▼▼▼

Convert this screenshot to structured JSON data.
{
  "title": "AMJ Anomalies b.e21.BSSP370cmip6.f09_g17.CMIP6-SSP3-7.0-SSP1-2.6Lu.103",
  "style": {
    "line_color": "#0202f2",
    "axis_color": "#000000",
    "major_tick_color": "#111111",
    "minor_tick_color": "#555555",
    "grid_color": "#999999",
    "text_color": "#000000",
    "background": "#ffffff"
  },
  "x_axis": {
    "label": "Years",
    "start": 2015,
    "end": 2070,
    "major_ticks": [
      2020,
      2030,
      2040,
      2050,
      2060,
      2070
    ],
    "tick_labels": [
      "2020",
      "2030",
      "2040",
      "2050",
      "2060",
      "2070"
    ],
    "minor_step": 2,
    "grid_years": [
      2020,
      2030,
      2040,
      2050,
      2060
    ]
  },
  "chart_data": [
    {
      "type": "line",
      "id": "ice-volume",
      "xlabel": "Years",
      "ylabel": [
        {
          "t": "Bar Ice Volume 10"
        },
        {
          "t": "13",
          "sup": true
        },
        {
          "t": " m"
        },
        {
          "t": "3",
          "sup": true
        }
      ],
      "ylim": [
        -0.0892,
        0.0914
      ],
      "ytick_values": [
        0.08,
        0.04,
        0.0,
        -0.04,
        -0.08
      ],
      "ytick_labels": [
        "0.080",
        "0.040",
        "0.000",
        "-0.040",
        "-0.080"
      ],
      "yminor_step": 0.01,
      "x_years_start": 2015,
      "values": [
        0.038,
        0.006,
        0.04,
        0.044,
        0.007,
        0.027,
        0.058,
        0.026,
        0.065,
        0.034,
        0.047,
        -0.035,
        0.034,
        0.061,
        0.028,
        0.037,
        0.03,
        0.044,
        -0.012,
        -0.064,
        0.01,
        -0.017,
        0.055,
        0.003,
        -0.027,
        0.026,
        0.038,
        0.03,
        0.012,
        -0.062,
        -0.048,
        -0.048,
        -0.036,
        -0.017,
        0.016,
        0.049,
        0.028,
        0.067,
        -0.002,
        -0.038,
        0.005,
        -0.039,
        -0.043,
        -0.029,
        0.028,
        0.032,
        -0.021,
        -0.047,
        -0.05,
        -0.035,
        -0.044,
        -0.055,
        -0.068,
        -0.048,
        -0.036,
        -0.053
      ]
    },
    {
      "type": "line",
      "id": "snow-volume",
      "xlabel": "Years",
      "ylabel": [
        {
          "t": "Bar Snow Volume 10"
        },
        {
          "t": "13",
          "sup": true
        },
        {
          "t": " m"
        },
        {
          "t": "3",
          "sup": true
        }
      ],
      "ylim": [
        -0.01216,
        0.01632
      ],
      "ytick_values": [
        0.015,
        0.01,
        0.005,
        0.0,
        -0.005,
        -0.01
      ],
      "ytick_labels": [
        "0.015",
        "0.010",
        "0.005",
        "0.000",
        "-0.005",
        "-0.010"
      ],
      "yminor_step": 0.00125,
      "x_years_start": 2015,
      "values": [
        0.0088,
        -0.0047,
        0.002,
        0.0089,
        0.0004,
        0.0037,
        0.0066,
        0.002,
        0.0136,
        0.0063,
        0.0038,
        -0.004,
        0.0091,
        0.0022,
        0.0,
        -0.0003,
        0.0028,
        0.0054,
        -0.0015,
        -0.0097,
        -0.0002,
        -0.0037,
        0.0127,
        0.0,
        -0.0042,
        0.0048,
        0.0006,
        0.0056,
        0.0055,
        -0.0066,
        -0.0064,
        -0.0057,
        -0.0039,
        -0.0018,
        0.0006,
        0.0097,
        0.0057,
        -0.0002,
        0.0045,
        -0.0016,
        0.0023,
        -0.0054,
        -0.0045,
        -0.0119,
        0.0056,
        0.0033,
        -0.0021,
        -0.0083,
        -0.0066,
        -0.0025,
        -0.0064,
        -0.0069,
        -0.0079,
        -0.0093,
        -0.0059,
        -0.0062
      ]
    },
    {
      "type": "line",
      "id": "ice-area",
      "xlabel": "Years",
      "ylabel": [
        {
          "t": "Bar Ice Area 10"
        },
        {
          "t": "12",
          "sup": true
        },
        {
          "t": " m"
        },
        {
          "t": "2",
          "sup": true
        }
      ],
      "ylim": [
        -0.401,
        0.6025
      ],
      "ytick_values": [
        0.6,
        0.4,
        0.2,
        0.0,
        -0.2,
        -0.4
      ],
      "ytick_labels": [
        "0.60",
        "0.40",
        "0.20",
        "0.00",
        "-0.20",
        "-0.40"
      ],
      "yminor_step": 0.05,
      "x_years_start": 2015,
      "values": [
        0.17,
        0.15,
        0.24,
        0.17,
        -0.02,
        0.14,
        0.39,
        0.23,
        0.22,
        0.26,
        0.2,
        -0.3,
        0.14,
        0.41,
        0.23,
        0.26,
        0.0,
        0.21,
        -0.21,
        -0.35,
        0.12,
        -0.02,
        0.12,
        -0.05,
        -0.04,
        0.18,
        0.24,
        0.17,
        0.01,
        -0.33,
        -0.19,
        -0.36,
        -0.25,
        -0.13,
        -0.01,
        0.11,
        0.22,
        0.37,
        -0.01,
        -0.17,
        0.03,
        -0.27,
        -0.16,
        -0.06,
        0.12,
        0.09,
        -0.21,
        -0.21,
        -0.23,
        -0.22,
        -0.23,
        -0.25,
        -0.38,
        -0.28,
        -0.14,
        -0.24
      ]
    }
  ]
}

▲▲▲

**BRIEF:** Copy out the material above in its entirety. Every detail must match.

**SOLUTION FOR THIS PROBLEM:**
Convert this screenshot to structured JSON data.
{
  "title": "AMJ Anomalies b.e21.BSSP370cmip6.f09_g17.CMIP6-SSP3-7.0-SSP1-2.6Lu.103",
  "style": {
    "line_color": "#0202f2",
    "axis_color": "#000000",
    "major_tick_color": "#111111",
    "minor_tick_color": "#555555",
    "grid_color": "#999999",
    "text_color": "#000000",
    "background": "#ffffff"
  },
  "x_axis": {
    "label": "Years",
    "start": 2015,
    "end": 2070,
    "major_ticks": [
      2020,
      2030,
      2040,
      2050,
      2060,
      2070
    ],
    "tick_labels": [
      "2020",
      "2030",
      "2040",
      "2050",
      "2060",
      "2070"
    ],
    "minor_step": 2,
    "grid_years": [
      2020,
      2030,
      2040,
      2050,
      2060
    ]
  },
  "chart_data": [
    {
      "type": "line",
      "id": "ice-volume",
      "xlabel": "Years",
      "ylabel": [
        {
          "t": "Bar Ice Volume 10"
        },
        {
          "t": "13",
          "sup": true
        },
        {
          "t": " m"
        },
        {
          "t": "3",
          "sup": true
        }
      ],
      "ylim": [
        -0.0892,
        0.0914
      ],
      "ytick_values": [
        0.08,
        0.04,
        0.0,
        -0.04,
        -0.08
      ],
      "ytick_labels": [
        "0.080",
        "0.040",
        "0.000",
        "-0.040",
        "-0.080"
      ],
      "yminor_step": 0.01,
      "x_years_start": 2015,
      "values": [
        0.038,
        0.006,
        0.04,
        0.044,
        0.007,
        0.027,
        0.058,
        0.026,
        0.065,
        0.034,
        0.047,
        -0.035,
        0.034,
        0.061,
        0.028,
        0.037,
        0.03,
        0.044,
        -0.012,
        -0.064,
        0.01,
        -0.017,
        0.055,
        0.003,
        -0.027,
        0.026,
        0.038,
        0.03,
        0.012,
        -0.062,
        -0.048,
        -0.048,
        -0.036,
        -0.017,
        0.016,
        0.049,
        0.028,
        0.067,
        -0.002,
        -0.038,
        0.005,
        -0.039,
        -0.043,
        -0.029,
        0.028,
        0.032,
        -0.021,
        -0.047,
        -0.05,
        -0.035,
        -0.044,
        -0.055,
        -0.068,
        -0.048,
        -0.036,
        -0.053
      ]
    },
    {
      "type": "line",
      "id": "snow-volume",
      "xlabel": "Years",
      "ylabel": [
        {
          "t": "Bar Snow Volume 10"
        },
        {
          "t": "13",
          "sup": true
        },
        {
          "t": " m"
        },
        {
          "t": "3",
          "sup": true
        }
      ],
      "ylim": [
        -0.01216,
        0.01632
      ],
      "ytick_values": [
        0.015,
        0.01,
        0.005,
        0.0,
        -0.005,
        -0.01
      ],
      "ytick_labels": [
        "0.015",
        "0.010",
        "0.005",
        "0.000",
        "-0.005",
        "-0.010"
      ],
      "yminor_step": 0.00125,
      "x_years_start": 2015,
      "values": [
        0.0088,
        -0.0047,
        0.002,
        0.0089,
        0.0004,
        0.0037,
        0.0066,
        0.002,
        0.0136,
        0.0063,
        0.0038,
        -0.004,
        0.0091,
        0.0022,
        0.0,
        -0.0003,
        0.0028,
        0.0054,
        -0.0015,
        -0.0097,
        -0.0002,
        -0.0037,
        0.0127,
        0.0,
        -0.0042,
        0.0048,
        0.0006,
        0.0056,
        0.0055,
        -0.0066,
        -0.0064,
        -0.0057,
        -0.0039,
        -0.0018,
        0.0006,
        0.0097,
        0.0057,
        -0.0002,
        0.0045,
        -0.0016,
        0.0023,
        -0.0054,
        -0.0045,
        -0.0119,
        0.0056,
        0.0033,
        -0.0021,
        -0.0083,
        -0.0066,
        -0.0025,
        -0.0064,
        -0.0069,
        -0.0079,
        -0.0093,
        -0.0059,
        -0.0062
      ]
    },
    {
      "type": "line",
      "id": "ice-area",
      "xlabel": "Years",
      "ylabel": [
        {
          "t": "Bar Ice Area 10"
        },
        {
          "t": "12",
          "sup": true
        },
        {
          "t": " m"
        },
        {
          "t": "2",
          "sup": true
        }
      ],
      "ylim": [
        -0.401,
        0.6025
      ],
      "ytick_values": [
        0.6,
        0.4,
        0.2,
        0.0,
        -0.2,
        -0.4
      ],
      "ytick_labels": [
        "0.60",
        "0.40",
        "0.20",
        "0.00",
        "-0.20",
        "-0.40"
      ],
      "yminor_step": 0.05,
      "x_years_start": 2015,
      "values": [
        0.17,
        0.15,
        0.24,
        0.17,
        -0.02,
        0.14,
        0.39,
        0.23,
        0.22,
        0.26,
        0.2,
        -0.3,
        0.14,
        0.41,
        0.23,
        0.26,
        0.0,
        0.21,
        -0.21,
        -0.35,
        0.12,
        -0.02,
        0.12,
        -0.05,
        -0.04,
        0.18,
        0.24,
        0.17,
        0.01,
        -0.33,
        -0.19,
        -0.36,
        -0.25,
        -0.13,
        -0.01,
        0.11,
        0.22,
        0.37,
        -0.01,
        -0.17,
        0.03,
        -0.27,
        -0.16,
        -0.06,
        0.12,
        0.09,
        -0.21,
        -0.21,
        -0.23,
        -0.22,
        -0.23,
        -0.25,
        -0.38,
        -0.28,
        -0.14,
        -0.24
      ]
    }
  ]
}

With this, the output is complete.